■ Exercise prompt:
Every line containing the word "call" needs to be found and copied.

-- start Records for this exercise --

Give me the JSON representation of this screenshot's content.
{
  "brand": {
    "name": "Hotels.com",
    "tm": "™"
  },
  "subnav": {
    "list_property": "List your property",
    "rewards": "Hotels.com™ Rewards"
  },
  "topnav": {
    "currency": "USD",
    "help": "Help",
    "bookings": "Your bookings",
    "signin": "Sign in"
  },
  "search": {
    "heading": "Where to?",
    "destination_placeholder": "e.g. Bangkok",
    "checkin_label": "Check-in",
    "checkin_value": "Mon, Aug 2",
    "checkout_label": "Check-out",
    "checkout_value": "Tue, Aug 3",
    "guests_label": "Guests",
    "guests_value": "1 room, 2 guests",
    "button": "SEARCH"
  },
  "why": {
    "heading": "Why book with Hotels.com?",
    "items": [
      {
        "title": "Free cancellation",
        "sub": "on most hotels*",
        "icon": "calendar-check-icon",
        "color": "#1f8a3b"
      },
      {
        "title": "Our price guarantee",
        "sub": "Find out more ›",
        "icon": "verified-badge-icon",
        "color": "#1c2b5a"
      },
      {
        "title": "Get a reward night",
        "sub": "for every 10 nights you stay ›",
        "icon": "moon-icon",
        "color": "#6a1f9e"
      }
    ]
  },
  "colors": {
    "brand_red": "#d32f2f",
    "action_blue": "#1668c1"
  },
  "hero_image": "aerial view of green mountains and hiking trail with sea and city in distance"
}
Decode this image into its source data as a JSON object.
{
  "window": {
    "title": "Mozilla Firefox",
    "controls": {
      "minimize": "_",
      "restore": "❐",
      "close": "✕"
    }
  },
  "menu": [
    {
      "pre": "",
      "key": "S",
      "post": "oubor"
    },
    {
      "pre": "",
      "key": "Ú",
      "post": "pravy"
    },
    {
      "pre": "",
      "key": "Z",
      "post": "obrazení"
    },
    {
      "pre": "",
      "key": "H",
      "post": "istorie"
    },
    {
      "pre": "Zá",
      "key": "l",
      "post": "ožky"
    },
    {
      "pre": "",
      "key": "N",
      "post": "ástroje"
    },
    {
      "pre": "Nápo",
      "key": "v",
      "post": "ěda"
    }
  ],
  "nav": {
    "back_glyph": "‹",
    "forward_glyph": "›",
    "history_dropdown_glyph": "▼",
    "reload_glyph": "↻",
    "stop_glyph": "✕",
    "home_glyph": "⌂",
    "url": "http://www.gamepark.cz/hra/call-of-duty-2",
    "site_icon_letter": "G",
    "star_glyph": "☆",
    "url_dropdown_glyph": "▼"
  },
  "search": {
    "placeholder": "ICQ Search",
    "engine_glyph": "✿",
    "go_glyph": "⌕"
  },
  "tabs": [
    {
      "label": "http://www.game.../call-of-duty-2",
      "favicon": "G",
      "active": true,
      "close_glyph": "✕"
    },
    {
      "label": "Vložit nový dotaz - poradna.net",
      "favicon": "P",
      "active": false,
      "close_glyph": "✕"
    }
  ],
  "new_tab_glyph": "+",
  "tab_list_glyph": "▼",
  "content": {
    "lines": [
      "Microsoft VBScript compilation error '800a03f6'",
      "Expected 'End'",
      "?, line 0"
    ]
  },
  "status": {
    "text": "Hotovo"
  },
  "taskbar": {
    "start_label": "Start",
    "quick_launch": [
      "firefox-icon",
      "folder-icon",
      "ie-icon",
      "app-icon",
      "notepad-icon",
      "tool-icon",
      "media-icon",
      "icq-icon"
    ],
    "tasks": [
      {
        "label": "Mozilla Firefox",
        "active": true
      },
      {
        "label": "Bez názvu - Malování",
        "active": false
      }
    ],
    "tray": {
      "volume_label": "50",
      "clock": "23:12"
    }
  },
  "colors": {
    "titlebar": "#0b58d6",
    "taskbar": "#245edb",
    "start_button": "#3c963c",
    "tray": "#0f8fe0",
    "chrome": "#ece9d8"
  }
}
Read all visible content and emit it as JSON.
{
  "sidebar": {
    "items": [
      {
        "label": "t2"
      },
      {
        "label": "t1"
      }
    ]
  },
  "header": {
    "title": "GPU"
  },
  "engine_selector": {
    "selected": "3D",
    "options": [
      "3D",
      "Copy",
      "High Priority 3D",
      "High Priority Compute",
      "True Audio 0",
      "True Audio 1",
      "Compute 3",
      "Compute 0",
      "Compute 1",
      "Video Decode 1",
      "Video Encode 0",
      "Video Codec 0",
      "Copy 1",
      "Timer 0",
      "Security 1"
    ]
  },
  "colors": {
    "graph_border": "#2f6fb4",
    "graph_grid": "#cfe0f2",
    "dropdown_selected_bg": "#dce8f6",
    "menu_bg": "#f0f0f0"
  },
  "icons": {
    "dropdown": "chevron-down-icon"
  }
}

-- end Records for this exercise --

■ Finished task:
    "url": "http://www.gamepark.cz/hra/call-of-duty-2",
      "label": "http://www.game.../call-of-duty-2",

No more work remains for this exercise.